[Requirement]: In the records below, tally every line containing "Give". Report only the total.

[Material]:
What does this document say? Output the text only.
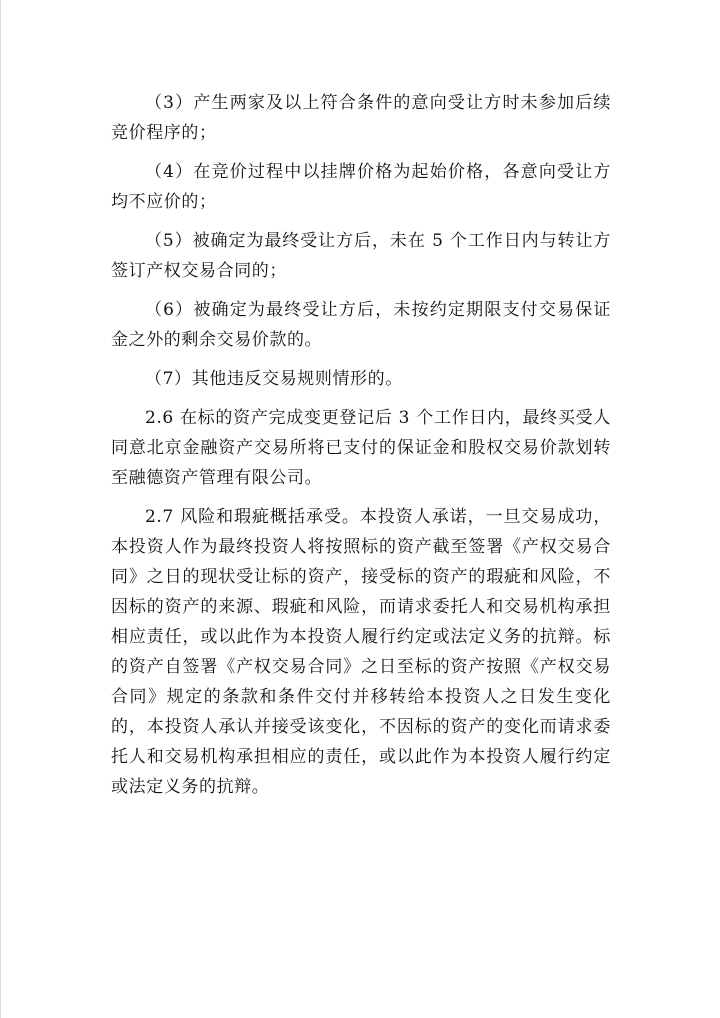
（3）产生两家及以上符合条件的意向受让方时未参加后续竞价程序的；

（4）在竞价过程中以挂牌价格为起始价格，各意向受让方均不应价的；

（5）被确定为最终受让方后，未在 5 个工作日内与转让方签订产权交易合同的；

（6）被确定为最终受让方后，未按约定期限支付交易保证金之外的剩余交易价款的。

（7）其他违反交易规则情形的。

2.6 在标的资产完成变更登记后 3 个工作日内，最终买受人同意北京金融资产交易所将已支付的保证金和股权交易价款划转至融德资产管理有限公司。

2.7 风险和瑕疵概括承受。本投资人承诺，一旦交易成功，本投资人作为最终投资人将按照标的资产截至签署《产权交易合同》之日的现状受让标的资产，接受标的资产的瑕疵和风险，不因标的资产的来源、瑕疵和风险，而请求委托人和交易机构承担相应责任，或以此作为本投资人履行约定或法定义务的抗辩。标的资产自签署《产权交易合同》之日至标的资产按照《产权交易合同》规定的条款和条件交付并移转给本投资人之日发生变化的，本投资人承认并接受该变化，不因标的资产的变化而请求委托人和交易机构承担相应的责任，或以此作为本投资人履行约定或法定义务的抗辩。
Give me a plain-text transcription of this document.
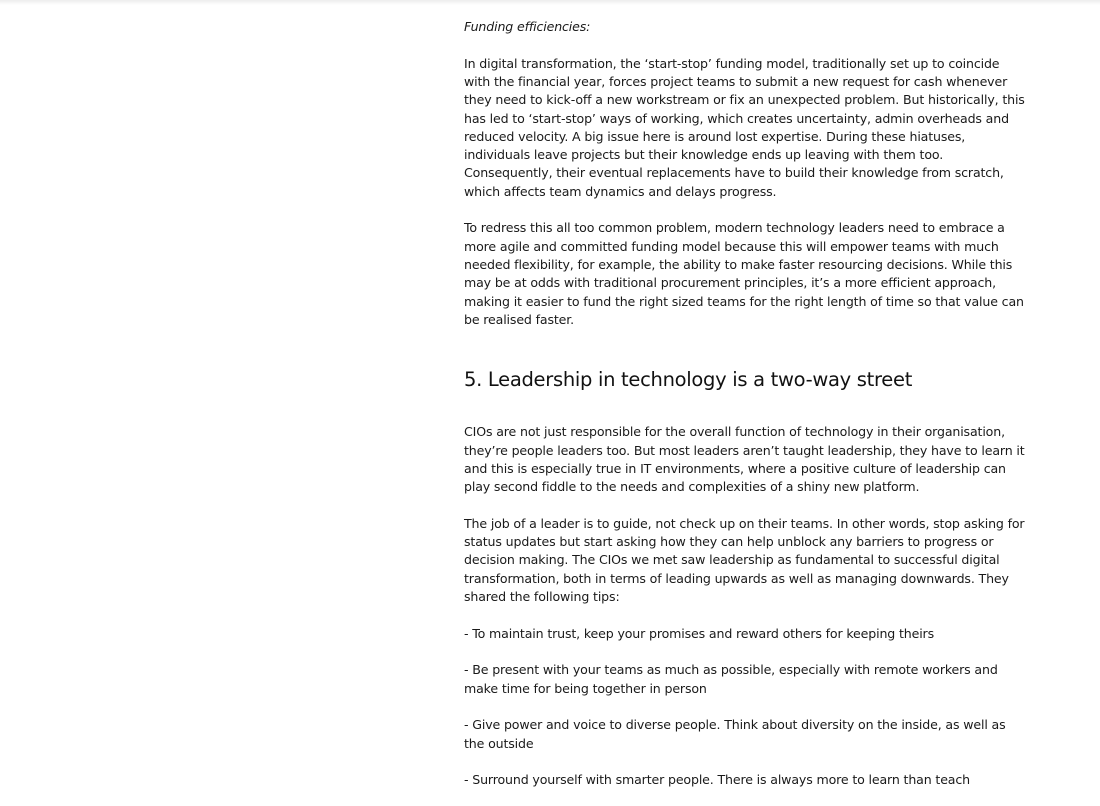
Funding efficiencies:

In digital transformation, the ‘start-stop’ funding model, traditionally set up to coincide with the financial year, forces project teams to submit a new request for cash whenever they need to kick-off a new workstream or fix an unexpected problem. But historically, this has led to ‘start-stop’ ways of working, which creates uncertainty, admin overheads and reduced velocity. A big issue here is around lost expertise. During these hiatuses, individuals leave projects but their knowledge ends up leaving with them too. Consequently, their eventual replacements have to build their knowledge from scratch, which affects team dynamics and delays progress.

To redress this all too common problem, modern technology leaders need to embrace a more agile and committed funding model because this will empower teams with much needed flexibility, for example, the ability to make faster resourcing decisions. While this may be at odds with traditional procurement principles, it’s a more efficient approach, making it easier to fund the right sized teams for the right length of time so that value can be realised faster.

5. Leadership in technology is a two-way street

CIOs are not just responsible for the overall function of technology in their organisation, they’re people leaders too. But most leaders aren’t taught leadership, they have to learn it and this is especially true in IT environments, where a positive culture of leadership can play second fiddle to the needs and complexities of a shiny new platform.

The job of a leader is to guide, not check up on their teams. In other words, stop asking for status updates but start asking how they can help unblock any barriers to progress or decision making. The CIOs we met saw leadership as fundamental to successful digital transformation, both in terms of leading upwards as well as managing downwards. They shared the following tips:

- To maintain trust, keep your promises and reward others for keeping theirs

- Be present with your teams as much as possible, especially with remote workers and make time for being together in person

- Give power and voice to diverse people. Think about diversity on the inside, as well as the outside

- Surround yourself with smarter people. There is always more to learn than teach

[In response]: 2